### WRITTEN INSTRUCTION
Please repeat all of the lines that follow, exactly as written.

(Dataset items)
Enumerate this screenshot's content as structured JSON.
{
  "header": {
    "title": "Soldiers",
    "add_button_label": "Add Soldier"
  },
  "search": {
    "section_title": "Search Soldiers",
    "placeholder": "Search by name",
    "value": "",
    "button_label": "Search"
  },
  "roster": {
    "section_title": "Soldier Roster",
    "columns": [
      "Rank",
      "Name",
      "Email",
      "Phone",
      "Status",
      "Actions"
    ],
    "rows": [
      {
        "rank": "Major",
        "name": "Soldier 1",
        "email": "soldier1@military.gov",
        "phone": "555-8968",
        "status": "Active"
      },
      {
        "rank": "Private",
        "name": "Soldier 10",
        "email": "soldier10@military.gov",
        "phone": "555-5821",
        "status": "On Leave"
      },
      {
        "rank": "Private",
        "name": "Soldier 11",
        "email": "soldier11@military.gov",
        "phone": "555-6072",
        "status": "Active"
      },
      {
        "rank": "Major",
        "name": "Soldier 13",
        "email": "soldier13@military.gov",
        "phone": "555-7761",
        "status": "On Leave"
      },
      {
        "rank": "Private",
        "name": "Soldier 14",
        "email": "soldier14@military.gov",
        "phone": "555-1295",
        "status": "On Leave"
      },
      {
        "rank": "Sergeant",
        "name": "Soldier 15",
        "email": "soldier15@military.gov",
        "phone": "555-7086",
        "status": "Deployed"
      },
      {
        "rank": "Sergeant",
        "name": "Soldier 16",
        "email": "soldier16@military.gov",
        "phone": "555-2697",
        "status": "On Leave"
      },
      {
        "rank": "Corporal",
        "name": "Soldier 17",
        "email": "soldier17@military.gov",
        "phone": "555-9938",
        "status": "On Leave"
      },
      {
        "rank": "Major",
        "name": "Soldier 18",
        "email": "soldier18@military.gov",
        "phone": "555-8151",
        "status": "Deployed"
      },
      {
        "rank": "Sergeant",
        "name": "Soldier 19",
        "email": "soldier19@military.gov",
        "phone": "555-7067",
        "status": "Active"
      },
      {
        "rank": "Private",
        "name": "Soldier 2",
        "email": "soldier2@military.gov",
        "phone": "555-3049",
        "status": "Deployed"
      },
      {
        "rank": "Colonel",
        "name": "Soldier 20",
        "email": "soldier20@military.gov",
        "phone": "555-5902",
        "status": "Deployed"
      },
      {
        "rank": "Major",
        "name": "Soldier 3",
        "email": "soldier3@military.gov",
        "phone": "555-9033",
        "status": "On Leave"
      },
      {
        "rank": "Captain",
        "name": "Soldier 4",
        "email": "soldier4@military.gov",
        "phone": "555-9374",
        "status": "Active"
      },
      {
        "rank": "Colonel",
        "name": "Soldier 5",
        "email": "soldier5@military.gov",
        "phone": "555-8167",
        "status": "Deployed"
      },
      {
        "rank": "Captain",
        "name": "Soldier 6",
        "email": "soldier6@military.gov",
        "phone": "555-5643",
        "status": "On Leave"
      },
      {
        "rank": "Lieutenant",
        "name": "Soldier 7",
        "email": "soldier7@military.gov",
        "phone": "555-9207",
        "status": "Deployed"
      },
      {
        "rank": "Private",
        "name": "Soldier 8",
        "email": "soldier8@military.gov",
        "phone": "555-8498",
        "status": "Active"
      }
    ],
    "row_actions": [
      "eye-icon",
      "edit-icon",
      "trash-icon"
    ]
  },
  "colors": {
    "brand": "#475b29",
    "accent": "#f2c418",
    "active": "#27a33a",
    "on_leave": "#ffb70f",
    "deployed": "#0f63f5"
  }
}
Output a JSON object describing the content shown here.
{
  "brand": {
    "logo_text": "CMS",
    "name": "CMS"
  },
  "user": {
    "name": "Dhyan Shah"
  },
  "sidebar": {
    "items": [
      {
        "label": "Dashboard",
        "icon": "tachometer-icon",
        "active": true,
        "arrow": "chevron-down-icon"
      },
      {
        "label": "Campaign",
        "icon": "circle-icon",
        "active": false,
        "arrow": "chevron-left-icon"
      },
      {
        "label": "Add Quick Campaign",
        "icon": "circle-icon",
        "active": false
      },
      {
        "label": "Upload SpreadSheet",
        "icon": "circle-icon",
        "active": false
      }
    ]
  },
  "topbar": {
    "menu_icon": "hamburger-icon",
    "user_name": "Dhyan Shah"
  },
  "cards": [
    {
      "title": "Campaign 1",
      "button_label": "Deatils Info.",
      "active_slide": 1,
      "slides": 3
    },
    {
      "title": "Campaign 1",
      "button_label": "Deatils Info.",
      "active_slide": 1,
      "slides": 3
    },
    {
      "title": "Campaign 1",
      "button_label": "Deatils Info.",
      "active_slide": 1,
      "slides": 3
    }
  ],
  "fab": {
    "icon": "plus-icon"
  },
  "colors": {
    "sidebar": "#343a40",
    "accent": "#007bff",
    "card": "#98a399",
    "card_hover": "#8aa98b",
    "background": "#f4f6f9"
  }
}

### RESULT OF THIS TASK
Enumerate this screenshot's content as structured JSON.
{
  "header": {
    "title": "Soldiers",
    "add_button_label": "Add Soldier"
  },
  "search": {
    "section_title": "Search Soldiers",
    "placeholder": "Search by name",
    "value": "",
    "button_label": "Search"
  },
  "roster": {
    "section_title": "Soldier Roster",
    "columns": [
      "Rank",
      "Name",
      "Email",
      "Phone",
      "Status",
      "Actions"
    ],
    "rows": [
      {
        "rank": "Major",
        "name": "Soldier 1",
        "email": "soldier1@military.gov",
        "phone": "555-8968",
        "status": "Active"
      },
      {
        "rank": "Private",
        "name": "Soldier 10",
        "email": "soldier10@military.gov",
        "phone": "555-5821",
        "status": "On Leave"
      },
      {
        "rank": "Private",
        "name": "Soldier 11",
        "email": "soldier11@military.gov",
        "phone": "555-6072",
        "status": "Active"
      },
      {
        "rank": "Major",
        "name": "Soldier 13",
        "email": "soldier13@military.gov",
        "phone": "555-7761",
        "status": "On Leave"
      },
      {
        "rank": "Private",
        "name": "Soldier 14",
        "email": "soldier14@military.gov",
        "phone": "555-1295",
        "status": "On Leave"
      },
      {
        "rank": "Sergeant",
        "name": "Soldier 15",
        "email": "soldier15@military.gov",
        "phone": "555-7086",
        "status": "Deployed"
      },
      {
        "rank": "Sergeant",
        "name": "Soldier 16",
        "email": "soldier16@military.gov",
        "phone": "555-2697",
        "status": "On Leave"
      },
      {
        "rank": "Corporal",
        "name": "Soldier 17",
        "email": "soldier17@military.gov",
        "phone": "555-9938",
        "status": "On Leave"
      },
      {
        "rank": "Major",
        "name": "Soldier 18",
        "email": "soldier18@military.gov",
        "phone": "555-8151",
        "status": "Deployed"
      },
      {
        "rank": "Sergeant",
        "name": "Soldier 19",
        "email": "soldier19@military.gov",
        "phone": "555-7067",
        "status": "Active"
      },
      {
        "rank": "Private",
        "name": "Soldier 2",
        "email": "soldier2@military.gov",
        "phone": "555-3049",
        "status": "Deployed"
      },
      {
        "rank": "Colonel",
        "name": "Soldier 20",
        "email": "soldier20@military.gov",
        "phone": "555-5902",
        "status": "Deployed"
      },
      {
        "rank": "Major",
        "name": "Soldier 3",
        "email": "soldier3@military.gov",
        "phone": "555-9033",
        "status": "On Leave"
      },
      {
        "rank": "Captain",
        "name": "Soldier 4",
        "email": "soldier4@military.gov",
        "phone": "555-9374",
        "status": "Active"
      },
      {
        "rank": "Colonel",
        "name": "Soldier 5",
        "email": "soldier5@military.gov",
        "phone": "555-8167",
        "status": "Deployed"
      },
      {
        "rank": "Captain",
        "name": "Soldier 6",
        "email": "soldier6@military.gov",
        "phone": "555-5643",
        "status": "On Leave"
      },
      {
        "rank": "Lieutenant",
        "name": "Soldier 7",
        "email": "soldier7@military.gov",
        "phone": "555-9207",
        "status": "Deployed"
      },
      {
        "rank": "Private",
        "name": "Soldier 8",
        "email": "soldier8@military.gov",
        "phone": "555-8498",
        "status": "Active"
      }
    ],
    "row_actions": [
      "eye-icon",
      "edit-icon",
      "trash-icon"
    ]
  },
  "colors": {
    "brand": "#475b29",
    "accent": "#f2c418",
    "active": "#27a33a",
    "on_leave": "#ffb70f",
    "deployed": "#0f63f5"
  }
}
Output a JSON object describing the content shown here.
{
  "brand": {
    "logo_text": "CMS",
    "name": "CMS"
  },
  "user": {
    "name": "Dhyan Shah"
  },
  "sidebar": {
    "items": [
      {
        "label": "Dashboard",
        "icon": "tachometer-icon",
        "active": true,
        "arrow": "chevron-down-icon"
      },
      {
        "label": "Campaign",
        "icon": "circle-icon",
        "active": false,
        "arrow": "chevron-left-icon"
      },
      {
        "label": "Add Quick Campaign",
        "icon": "circle-icon",
        "active": false
      },
      {
        "label": "Upload SpreadSheet",
        "icon": "circle-icon",
        "active": false
      }
    ]
  },
  "topbar": {
    "menu_icon": "hamburger-icon",
    "user_name": "Dhyan Shah"
  },
  "cards": [
    {
      "title": "Campaign 1",
      "button_label": "Deatils Info.",
      "active_slide": 1,
      "slides": 3
    },
    {
      "title": "Campaign 1",
      "button_label": "Deatils Info.",
      "active_slide": 1,
      "slides": 3
    },
    {
      "title": "Campaign 1",
      "button_label": "Deatils Info.",
      "active_slide": 1,
      "slides": 3
    }
  ],
  "fab": {
    "icon": "plus-icon"
  },
  "colors": {
    "sidebar": "#343a40",
    "accent": "#007bff",
    "card": "#98a399",
    "card_hover": "#8aa98b",
    "background": "#f4f6f9"
  }
}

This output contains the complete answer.